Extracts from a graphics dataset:
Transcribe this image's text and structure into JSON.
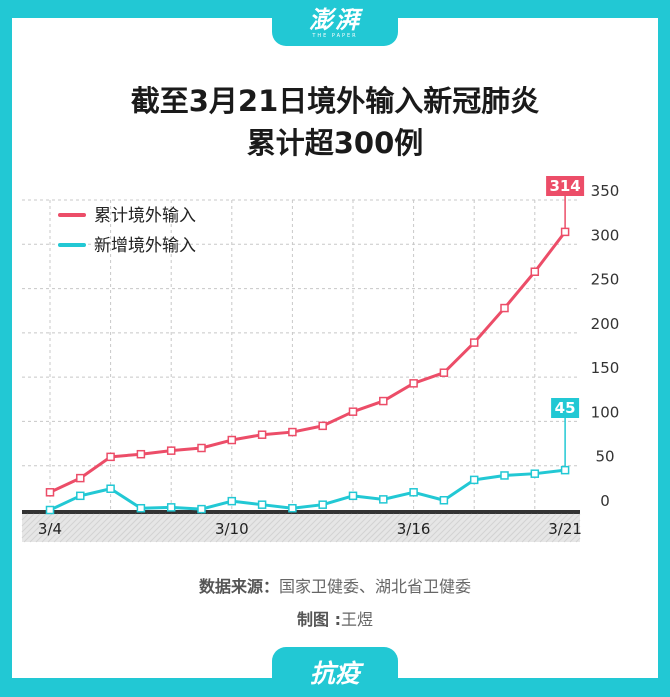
{
  "brand": {
    "logo_text": "澎湃",
    "logo_sub": "THE PAPER"
  },
  "title": {
    "line1": "截至3月21日境外输入新冠肺炎",
    "line2": "累计超300例"
  },
  "footer": {
    "source_label": "数据来源：",
    "source_text": "国家卫健委、湖北省卫健委",
    "maker_label": "制图 :",
    "maker_text": "王煜",
    "tag": "抗疫"
  },
  "colors": {
    "accent": "#22c8d4",
    "cumulative": "#ec4d68",
    "daily": "#22c8d4"
  },
  "chart_data": {
    "type": "line",
    "x": [
      "3/4",
      "3/5",
      "3/6",
      "3/7",
      "3/8",
      "3/9",
      "3/10",
      "3/11",
      "3/12",
      "3/13",
      "3/14",
      "3/15",
      "3/16",
      "3/17",
      "3/18",
      "3/19",
      "3/20",
      "3/21"
    ],
    "x_tick_labels": [
      "3/4",
      "3/10",
      "3/16",
      "3/21"
    ],
    "ylim": [
      0,
      350
    ],
    "y_ticks": [
      0,
      50,
      100,
      150,
      200,
      250,
      300,
      350
    ],
    "grid": true,
    "legend_position": "top-left",
    "series": [
      {
        "name": "新增境外输入",
        "color": "#22c8d4",
        "values": [
          0,
          16,
          24,
          2,
          3,
          1,
          10,
          6,
          2,
          6,
          16,
          12,
          20,
          11,
          34,
          39,
          41,
          45
        ]
      },
      {
        "name": "累计境外输入",
        "color": "#ec4d68",
        "values": [
          20,
          36,
          60,
          63,
          67,
          70,
          79,
          85,
          88,
          95,
          111,
          123,
          143,
          155,
          189,
          228,
          269,
          314
        ]
      }
    ],
    "annotations": [
      {
        "series": "累计境外输入",
        "x": "3/21",
        "label": "314"
      },
      {
        "series": "新增境外输入",
        "x": "3/21",
        "label": "45"
      }
    ]
  }
}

• **Challenge**: Extract lines where the string "series" occurs.

• **Solution to this problem**:
    "series": [
        "series": "累计境外输入",
        "series": "新增境外输入",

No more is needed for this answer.